==== DATA FOR THIS EXERCISE
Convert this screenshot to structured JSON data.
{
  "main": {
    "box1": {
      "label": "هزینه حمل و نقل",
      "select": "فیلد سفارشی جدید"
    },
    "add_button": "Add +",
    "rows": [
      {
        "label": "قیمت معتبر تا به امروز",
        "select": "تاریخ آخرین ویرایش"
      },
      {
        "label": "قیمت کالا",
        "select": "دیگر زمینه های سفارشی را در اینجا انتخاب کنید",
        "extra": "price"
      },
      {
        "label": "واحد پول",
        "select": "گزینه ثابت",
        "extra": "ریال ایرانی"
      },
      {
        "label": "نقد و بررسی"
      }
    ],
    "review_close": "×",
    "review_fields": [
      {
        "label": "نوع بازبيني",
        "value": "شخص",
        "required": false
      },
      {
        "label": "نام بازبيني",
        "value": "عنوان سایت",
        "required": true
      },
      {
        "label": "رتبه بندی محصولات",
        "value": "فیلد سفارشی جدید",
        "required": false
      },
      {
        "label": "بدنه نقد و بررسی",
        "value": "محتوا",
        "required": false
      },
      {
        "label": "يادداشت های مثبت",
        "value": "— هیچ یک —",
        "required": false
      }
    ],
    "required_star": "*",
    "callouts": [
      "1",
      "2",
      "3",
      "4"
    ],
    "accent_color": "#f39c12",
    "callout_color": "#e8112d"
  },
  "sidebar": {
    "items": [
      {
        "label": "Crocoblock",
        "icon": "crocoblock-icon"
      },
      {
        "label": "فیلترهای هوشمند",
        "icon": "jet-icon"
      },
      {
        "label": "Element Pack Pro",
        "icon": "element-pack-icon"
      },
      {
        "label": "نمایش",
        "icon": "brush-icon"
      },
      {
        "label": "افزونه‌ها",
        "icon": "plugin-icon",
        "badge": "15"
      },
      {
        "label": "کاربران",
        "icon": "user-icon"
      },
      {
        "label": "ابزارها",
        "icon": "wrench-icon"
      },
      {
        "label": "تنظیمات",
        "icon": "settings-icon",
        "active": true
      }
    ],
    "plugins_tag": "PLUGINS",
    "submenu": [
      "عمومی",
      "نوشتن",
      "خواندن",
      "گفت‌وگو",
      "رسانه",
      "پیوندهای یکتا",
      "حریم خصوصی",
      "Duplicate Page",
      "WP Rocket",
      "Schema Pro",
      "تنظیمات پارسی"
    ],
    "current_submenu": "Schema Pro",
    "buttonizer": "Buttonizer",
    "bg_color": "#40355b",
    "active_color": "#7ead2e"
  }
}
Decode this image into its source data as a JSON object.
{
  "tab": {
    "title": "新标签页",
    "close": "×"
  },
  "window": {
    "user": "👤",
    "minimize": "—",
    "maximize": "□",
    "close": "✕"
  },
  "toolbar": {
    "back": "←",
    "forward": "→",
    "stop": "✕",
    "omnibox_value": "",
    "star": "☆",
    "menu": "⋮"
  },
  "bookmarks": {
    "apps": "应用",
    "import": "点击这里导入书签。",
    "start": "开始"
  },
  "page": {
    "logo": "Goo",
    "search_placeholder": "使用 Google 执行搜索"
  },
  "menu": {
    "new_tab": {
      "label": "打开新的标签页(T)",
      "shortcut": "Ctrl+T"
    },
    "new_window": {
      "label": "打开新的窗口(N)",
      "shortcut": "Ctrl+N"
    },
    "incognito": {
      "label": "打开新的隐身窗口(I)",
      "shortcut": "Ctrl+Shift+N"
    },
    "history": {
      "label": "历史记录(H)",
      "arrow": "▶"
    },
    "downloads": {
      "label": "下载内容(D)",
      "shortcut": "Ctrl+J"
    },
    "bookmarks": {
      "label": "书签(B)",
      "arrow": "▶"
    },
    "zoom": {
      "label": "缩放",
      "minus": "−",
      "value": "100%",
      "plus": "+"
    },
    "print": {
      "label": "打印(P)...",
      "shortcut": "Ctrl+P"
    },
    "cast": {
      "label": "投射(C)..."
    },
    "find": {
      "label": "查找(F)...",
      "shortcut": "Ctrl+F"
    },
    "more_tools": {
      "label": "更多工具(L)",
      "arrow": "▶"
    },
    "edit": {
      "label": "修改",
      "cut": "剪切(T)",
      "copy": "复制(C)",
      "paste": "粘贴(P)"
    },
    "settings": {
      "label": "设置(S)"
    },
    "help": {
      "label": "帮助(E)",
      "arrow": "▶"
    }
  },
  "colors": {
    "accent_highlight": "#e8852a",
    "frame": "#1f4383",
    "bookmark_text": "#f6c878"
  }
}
========
> _GIVEN INSTRUCTION_
Transcribe the entire listing above precisely.

> _SOLUTION_
Convert this screenshot to structured JSON data.
{
  "main": {
    "box1": {
      "label": "هزینه حمل و نقل",
      "select": "فیلد سفارشی جدید"
    },
    "add_button": "Add +",
    "rows": [
      {
        "label": "قیمت معتبر تا به امروز",
        "select": "تاریخ آخرین ویرایش"
      },
      {
        "label": "قیمت کالا",
        "select": "دیگر زمینه های سفارشی را در اینجا انتخاب کنید",
        "extra": "price"
      },
      {
        "label": "واحد پول",
        "select": "گزینه ثابت",
        "extra": "ریال ایرانی"
      },
      {
        "label": "نقد و بررسی"
      }
    ],
    "review_close": "×",
    "review_fields": [
      {
        "label": "نوع بازبيني",
        "value": "شخص",
        "required": false
      },
      {
        "label": "نام بازبيني",
        "value": "عنوان سایت",
        "required": true
      },
      {
        "label": "رتبه بندی محصولات",
        "value": "فیلد سفارشی جدید",
        "required": false
      },
      {
        "label": "بدنه نقد و بررسی",
        "value": "محتوا",
        "required": false
      },
      {
        "label": "يادداشت های مثبت",
        "value": "— هیچ یک —",
        "required": false
      }
    ],
    "required_star": "*",
    "callouts": [
      "1",
      "2",
      "3",
      "4"
    ],
    "accent_color": "#f39c12",
    "callout_color": "#e8112d"
  },
  "sidebar": {
    "items": [
      {
        "label": "Crocoblock",
        "icon": "crocoblock-icon"
      },
      {
        "label": "فیلترهای هوشمند",
        "icon": "jet-icon"
      },
      {
        "label": "Element Pack Pro",
        "icon": "element-pack-icon"
      },
      {
        "label": "نمایش",
        "icon": "brush-icon"
      },
      {
        "label": "افزونه‌ها",
        "icon": "plugin-icon",
        "badge": "15"
      },
      {
        "label": "کاربران",
        "icon": "user-icon"
      },
      {
        "label": "ابزارها",
        "icon": "wrench-icon"
      },
      {
        "label": "تنظیمات",
        "icon": "settings-icon",
        "active": true
      }
    ],
    "plugins_tag": "PLUGINS",
    "submenu": [
      "عمومی",
      "نوشتن",
      "خواندن",
      "گفت‌وگو",
      "رسانه",
      "پیوندهای یکتا",
      "حریم خصوصی",
      "Duplicate Page",
      "WP Rocket",
      "Schema Pro",
      "تنظیمات پارسی"
    ],
    "current_submenu": "Schema Pro",
    "buttonizer": "Buttonizer",
    "bg_color": "#40355b",
    "active_color": "#7ead2e"
  }
}
Decode this image into its source data as a JSON object.
{
  "tab": {
    "title": "新标签页",
    "close": "×"
  },
  "window": {
    "user": "👤",
    "minimize": "—",
    "maximize": "□",
    "close": "✕"
  },
  "toolbar": {
    "back": "←",
    "forward": "→",
    "stop": "✕",
    "omnibox_value": "",
    "star": "☆",
    "menu": "⋮"
  },
  "bookmarks": {
    "apps": "应用",
    "import": "点击这里导入书签。",
    "start": "开始"
  },
  "page": {
    "logo": "Goo",
    "search_placeholder": "使用 Google 执行搜索"
  },
  "menu": {
    "new_tab": {
      "label": "打开新的标签页(T)",
      "shortcut": "Ctrl+T"
    },
    "new_window": {
      "label": "打开新的窗口(N)",
      "shortcut": "Ctrl+N"
    },
    "incognito": {
      "label": "打开新的隐身窗口(I)",
      "shortcut": "Ctrl+Shift+N"
    },
    "history": {
      "label": "历史记录(H)",
      "arrow": "▶"
    },
    "downloads": {
      "label": "下载内容(D)",
      "shortcut": "Ctrl+J"
    },
    "bookmarks": {
      "label": "书签(B)",
      "arrow": "▶"
    },
    "zoom": {
      "label": "缩放",
      "minus": "−",
      "value": "100%",
      "plus": "+"
    },
    "print": {
      "label": "打印(P)...",
      "shortcut": "Ctrl+P"
    },
    "cast": {
      "label": "投射(C)..."
    },
    "find": {
      "label": "查找(F)...",
      "shortcut": "Ctrl+F"
    },
    "more_tools": {
      "label": "更多工具(L)",
      "arrow": "▶"
    },
    "edit": {
      "label": "修改",
      "cut": "剪切(T)",
      "copy": "复制(C)",
      "paste": "粘贴(P)"
    },
    "settings": {
      "label": "设置(S)"
    },
    "help": {
      "label": "帮助(E)",
      "arrow": "▶"
    }
  },
  "colors": {
    "accent_highlight": "#e8852a",
    "frame": "#1f4383",
    "bookmark_text": "#f6c878"
  }
}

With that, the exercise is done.